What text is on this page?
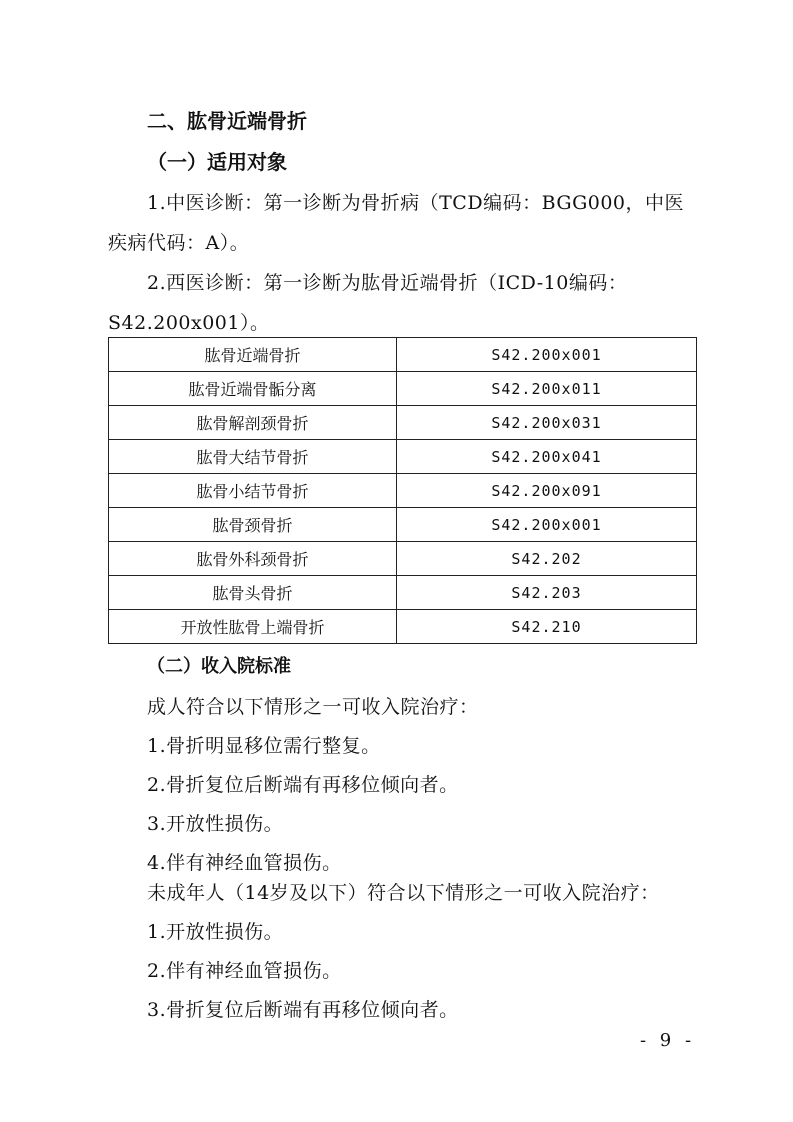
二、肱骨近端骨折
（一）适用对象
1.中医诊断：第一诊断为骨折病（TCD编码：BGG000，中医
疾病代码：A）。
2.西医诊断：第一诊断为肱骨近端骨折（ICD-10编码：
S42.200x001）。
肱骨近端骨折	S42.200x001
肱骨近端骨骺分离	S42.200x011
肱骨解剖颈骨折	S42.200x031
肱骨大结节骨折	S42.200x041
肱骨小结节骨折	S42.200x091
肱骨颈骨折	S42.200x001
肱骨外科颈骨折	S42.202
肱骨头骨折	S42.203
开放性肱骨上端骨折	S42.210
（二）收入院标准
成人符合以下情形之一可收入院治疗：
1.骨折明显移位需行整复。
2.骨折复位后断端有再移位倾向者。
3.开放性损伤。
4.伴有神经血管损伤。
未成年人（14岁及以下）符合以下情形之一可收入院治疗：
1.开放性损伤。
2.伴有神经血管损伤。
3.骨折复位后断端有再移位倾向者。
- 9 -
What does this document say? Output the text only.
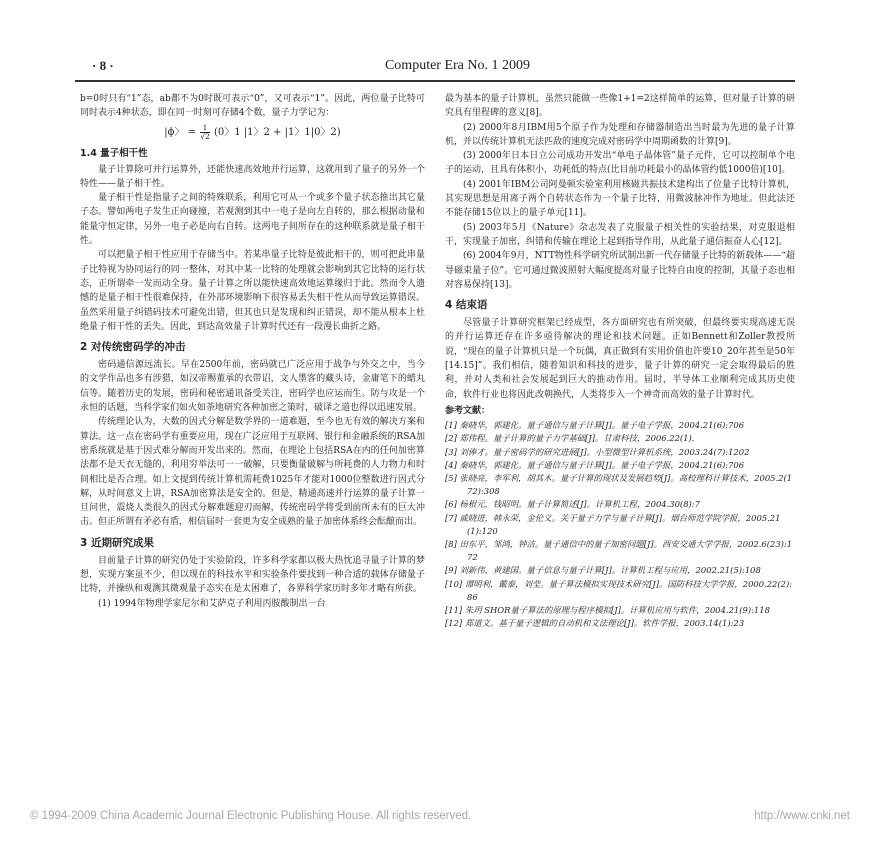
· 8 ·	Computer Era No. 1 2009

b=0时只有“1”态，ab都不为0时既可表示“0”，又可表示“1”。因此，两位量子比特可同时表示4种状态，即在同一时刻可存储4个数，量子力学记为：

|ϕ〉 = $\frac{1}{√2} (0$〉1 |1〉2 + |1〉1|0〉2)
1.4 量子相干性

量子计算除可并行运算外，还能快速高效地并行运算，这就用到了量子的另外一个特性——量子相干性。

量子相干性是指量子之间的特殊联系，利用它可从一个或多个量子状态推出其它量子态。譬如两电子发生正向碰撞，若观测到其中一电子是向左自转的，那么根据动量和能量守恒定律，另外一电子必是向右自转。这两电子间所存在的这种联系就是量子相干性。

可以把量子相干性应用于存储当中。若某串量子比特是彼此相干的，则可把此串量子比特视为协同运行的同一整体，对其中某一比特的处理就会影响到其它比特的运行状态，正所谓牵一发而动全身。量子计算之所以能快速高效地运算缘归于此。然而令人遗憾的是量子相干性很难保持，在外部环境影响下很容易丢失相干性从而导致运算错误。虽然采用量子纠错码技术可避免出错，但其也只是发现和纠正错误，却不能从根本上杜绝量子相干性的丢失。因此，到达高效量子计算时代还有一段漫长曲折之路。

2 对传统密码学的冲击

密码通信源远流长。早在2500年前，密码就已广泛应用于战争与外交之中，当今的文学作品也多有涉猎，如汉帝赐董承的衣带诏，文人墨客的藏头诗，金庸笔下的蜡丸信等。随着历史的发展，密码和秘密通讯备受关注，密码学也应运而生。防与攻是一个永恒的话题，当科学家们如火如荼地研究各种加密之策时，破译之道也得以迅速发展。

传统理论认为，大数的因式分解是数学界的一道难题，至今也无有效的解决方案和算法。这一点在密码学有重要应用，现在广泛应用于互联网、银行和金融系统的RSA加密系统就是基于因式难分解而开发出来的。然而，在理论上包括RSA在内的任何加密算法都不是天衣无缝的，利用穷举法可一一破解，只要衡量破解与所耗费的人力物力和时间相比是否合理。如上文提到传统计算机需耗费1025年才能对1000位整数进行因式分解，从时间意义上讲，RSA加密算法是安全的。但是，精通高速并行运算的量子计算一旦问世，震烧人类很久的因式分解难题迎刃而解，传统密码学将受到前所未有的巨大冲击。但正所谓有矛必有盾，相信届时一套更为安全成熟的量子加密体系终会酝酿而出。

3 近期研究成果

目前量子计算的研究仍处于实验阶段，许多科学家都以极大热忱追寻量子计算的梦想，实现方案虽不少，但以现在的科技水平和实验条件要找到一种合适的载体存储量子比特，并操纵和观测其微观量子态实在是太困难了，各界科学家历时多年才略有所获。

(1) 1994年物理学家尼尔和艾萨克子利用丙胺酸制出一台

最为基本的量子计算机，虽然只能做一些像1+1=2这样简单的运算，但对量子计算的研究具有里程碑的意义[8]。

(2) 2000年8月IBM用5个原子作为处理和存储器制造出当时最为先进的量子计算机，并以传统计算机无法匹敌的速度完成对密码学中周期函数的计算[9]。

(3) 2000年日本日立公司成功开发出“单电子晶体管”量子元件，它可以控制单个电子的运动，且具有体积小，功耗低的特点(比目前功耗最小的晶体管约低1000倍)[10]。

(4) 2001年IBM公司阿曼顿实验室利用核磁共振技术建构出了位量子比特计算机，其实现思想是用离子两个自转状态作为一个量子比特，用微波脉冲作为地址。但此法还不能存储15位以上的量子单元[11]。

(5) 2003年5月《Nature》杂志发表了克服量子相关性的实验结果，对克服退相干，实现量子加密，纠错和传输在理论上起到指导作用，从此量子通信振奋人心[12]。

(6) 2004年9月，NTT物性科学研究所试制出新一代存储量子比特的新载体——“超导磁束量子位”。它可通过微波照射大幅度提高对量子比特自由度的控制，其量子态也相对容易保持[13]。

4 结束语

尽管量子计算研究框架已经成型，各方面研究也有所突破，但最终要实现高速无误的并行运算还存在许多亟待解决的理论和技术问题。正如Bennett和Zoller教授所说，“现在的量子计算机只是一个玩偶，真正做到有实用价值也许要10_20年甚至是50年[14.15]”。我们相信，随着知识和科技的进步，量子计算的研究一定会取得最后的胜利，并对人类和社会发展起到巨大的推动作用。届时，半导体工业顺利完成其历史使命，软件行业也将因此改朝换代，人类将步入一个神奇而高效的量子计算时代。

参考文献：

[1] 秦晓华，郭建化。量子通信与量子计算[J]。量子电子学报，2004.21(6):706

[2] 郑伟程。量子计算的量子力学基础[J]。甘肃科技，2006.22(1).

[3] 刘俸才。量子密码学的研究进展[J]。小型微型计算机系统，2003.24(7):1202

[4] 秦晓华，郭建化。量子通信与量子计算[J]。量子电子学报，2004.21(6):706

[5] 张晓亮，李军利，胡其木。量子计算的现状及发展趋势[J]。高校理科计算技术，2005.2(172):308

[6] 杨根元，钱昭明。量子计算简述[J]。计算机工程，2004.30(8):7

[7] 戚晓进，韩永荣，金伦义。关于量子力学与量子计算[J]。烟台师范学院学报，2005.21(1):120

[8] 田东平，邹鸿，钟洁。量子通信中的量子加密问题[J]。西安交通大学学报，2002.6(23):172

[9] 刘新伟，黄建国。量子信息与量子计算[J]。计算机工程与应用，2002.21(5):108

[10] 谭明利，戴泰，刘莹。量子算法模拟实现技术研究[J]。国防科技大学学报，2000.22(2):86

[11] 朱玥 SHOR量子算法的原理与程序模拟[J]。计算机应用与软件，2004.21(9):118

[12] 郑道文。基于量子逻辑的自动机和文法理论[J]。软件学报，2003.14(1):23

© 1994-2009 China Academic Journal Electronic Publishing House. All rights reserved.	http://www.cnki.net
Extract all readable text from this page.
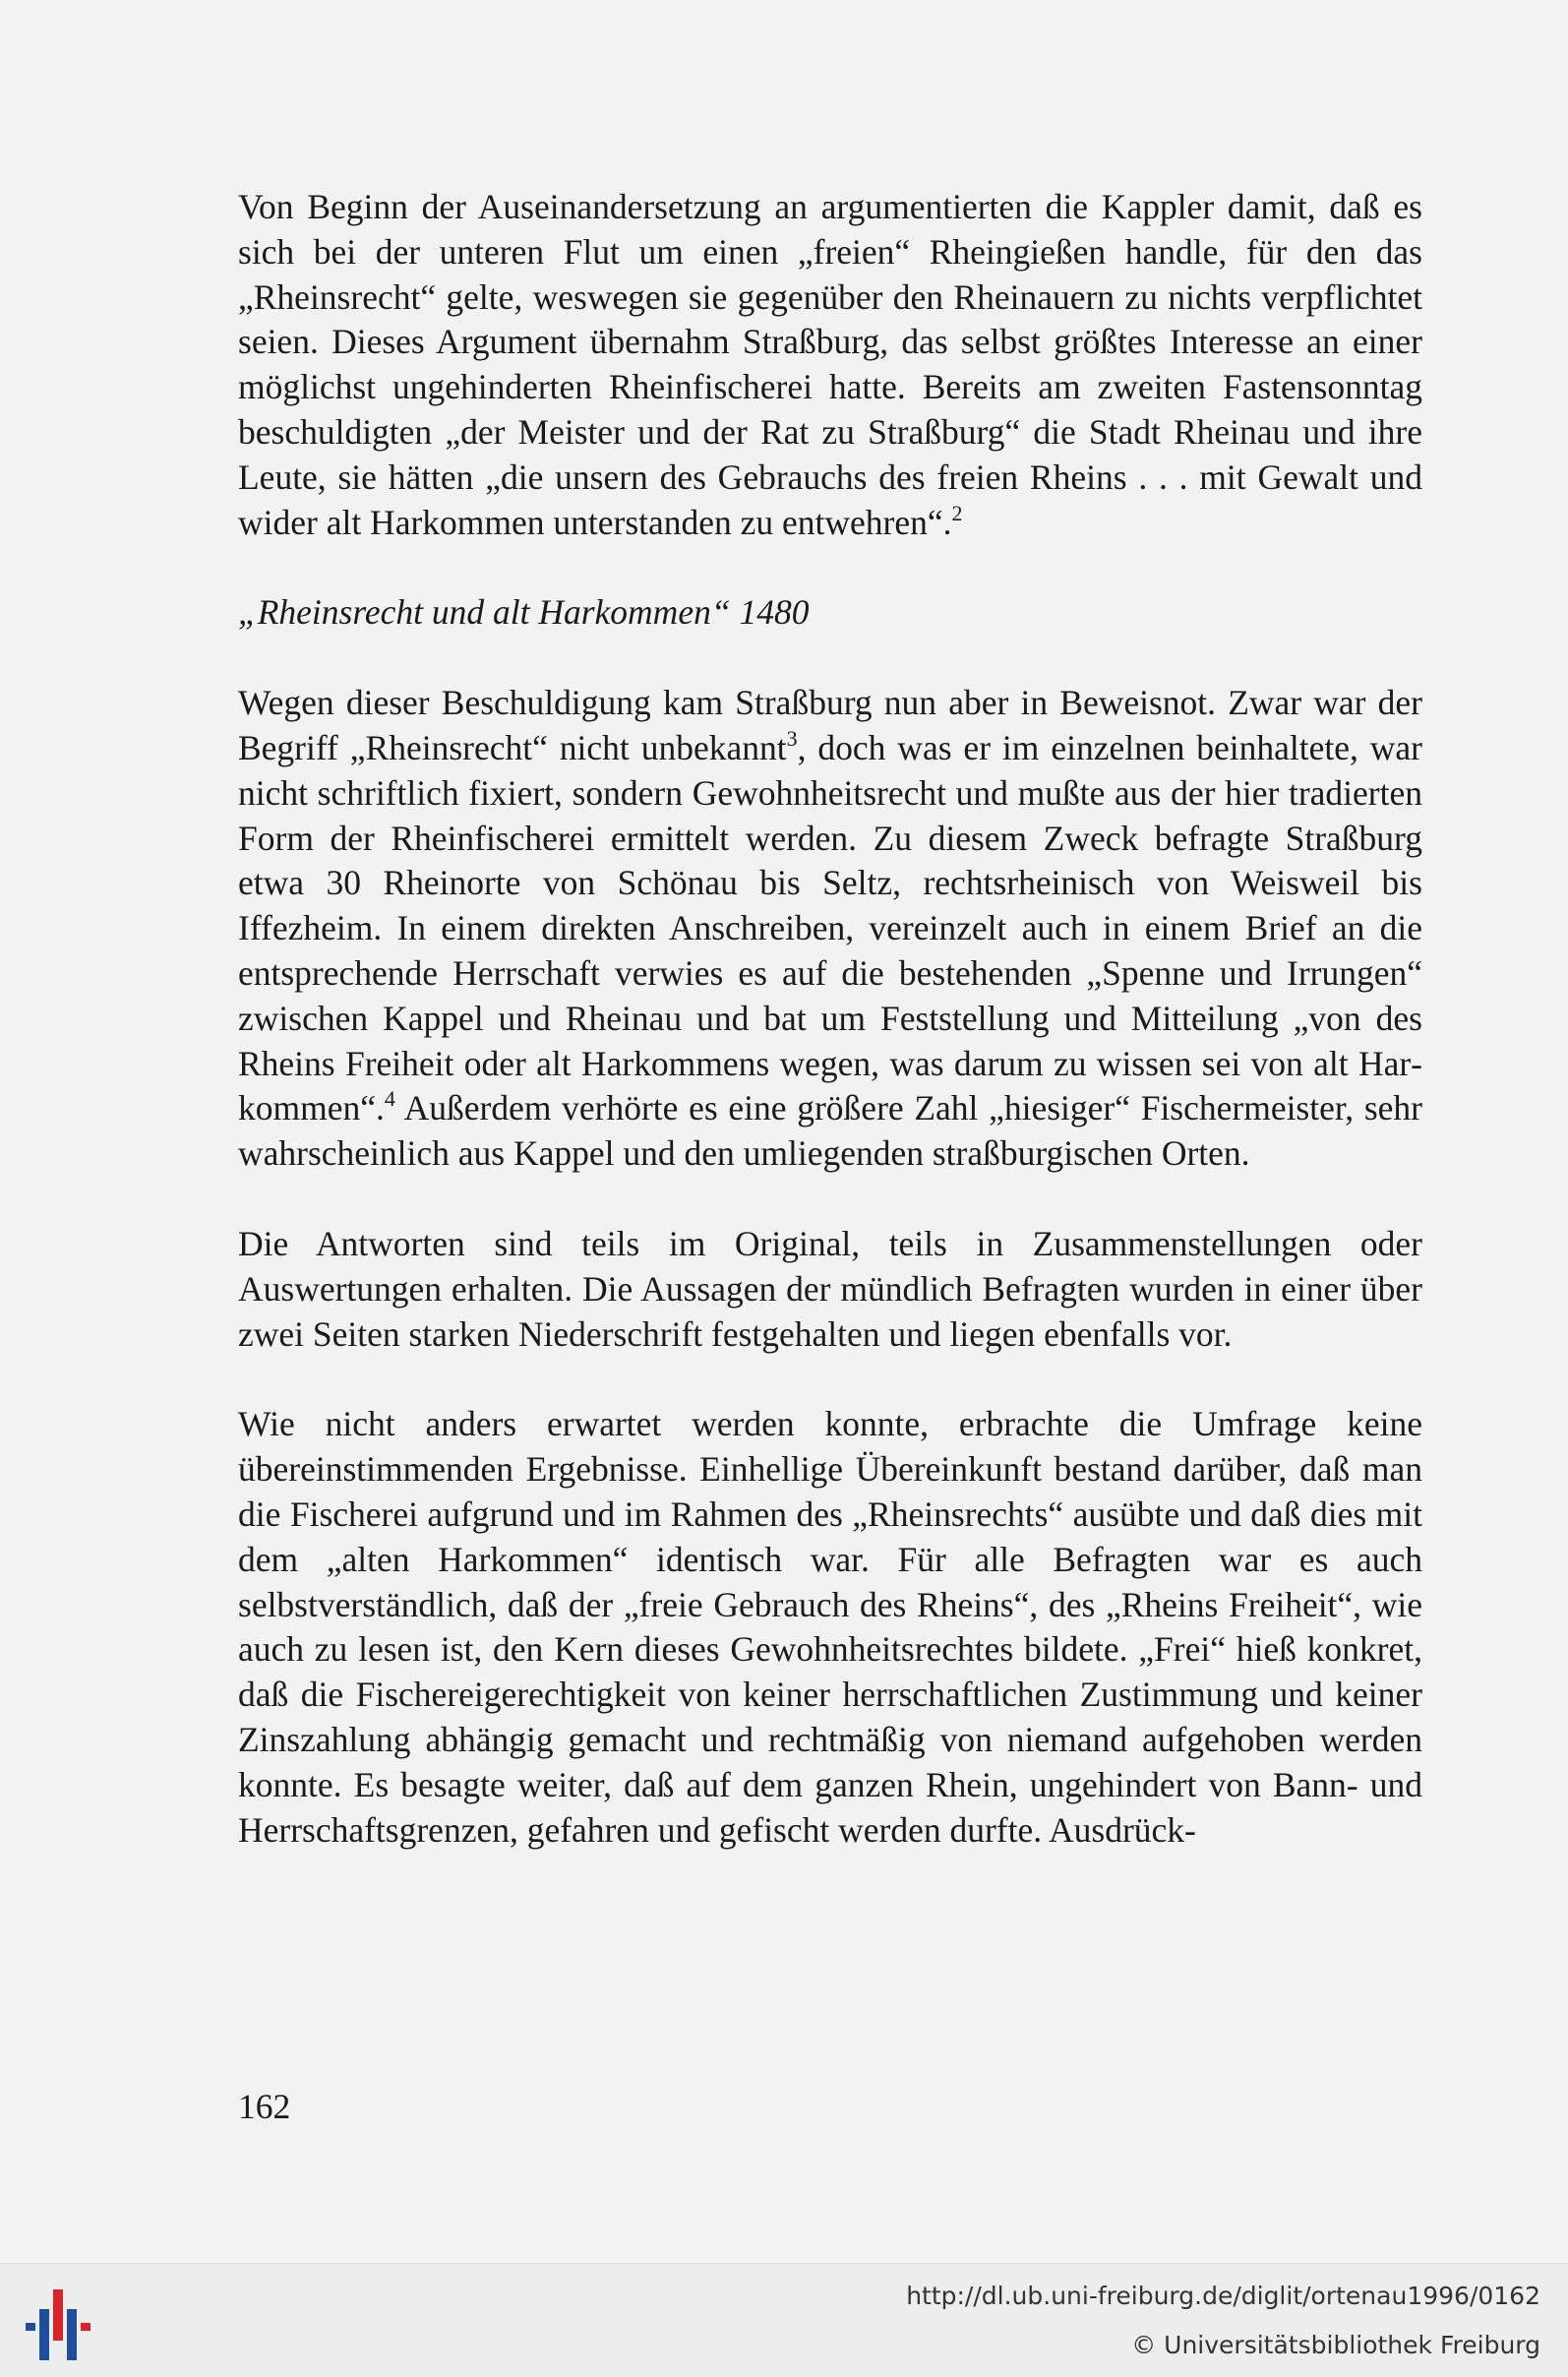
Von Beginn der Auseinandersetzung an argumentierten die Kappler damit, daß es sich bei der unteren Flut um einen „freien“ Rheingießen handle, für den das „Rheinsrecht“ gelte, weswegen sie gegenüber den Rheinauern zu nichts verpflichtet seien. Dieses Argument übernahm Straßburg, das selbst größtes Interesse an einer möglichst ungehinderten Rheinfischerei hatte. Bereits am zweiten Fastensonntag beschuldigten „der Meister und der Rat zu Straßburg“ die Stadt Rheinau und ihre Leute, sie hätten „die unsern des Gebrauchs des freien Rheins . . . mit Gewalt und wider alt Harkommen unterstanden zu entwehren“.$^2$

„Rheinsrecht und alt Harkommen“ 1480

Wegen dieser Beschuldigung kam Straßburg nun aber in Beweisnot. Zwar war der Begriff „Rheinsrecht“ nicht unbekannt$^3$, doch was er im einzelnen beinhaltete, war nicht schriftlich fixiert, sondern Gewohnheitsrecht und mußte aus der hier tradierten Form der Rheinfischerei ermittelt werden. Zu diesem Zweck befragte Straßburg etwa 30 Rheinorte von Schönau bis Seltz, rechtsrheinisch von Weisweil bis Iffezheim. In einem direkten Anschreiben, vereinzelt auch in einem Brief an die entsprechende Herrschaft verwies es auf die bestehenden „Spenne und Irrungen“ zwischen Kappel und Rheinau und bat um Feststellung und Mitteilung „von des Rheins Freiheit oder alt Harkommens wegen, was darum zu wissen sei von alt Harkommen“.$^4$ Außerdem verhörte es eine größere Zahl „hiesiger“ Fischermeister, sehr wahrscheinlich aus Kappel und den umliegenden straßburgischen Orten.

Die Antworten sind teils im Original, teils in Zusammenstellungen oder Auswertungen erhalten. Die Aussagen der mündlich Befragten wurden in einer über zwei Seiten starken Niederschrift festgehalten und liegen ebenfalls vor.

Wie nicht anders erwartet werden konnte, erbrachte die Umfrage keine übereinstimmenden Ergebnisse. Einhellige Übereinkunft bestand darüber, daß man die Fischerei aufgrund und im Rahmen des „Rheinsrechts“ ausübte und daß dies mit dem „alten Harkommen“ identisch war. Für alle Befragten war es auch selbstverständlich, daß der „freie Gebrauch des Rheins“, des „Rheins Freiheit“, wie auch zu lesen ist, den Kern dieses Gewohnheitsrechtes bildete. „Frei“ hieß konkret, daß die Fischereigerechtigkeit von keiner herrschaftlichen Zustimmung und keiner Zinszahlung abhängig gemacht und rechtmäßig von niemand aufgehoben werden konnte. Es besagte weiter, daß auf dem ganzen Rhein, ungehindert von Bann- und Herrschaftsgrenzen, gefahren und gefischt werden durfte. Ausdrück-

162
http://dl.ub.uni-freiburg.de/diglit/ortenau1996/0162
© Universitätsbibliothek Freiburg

--------

- **DIRECTIVE**: From the listing above, copy out each line where the word "量子电子学报" appears.

- **RIGHT ANSWER**:
[1] 秦晓华，郭建化。量子通信与量子计算[J]。量子电子学报，2004.21(6):706
[4] 秦晓华，郭建化。量子通信与量子计算[J]。量子电子学报，2004.21(6):706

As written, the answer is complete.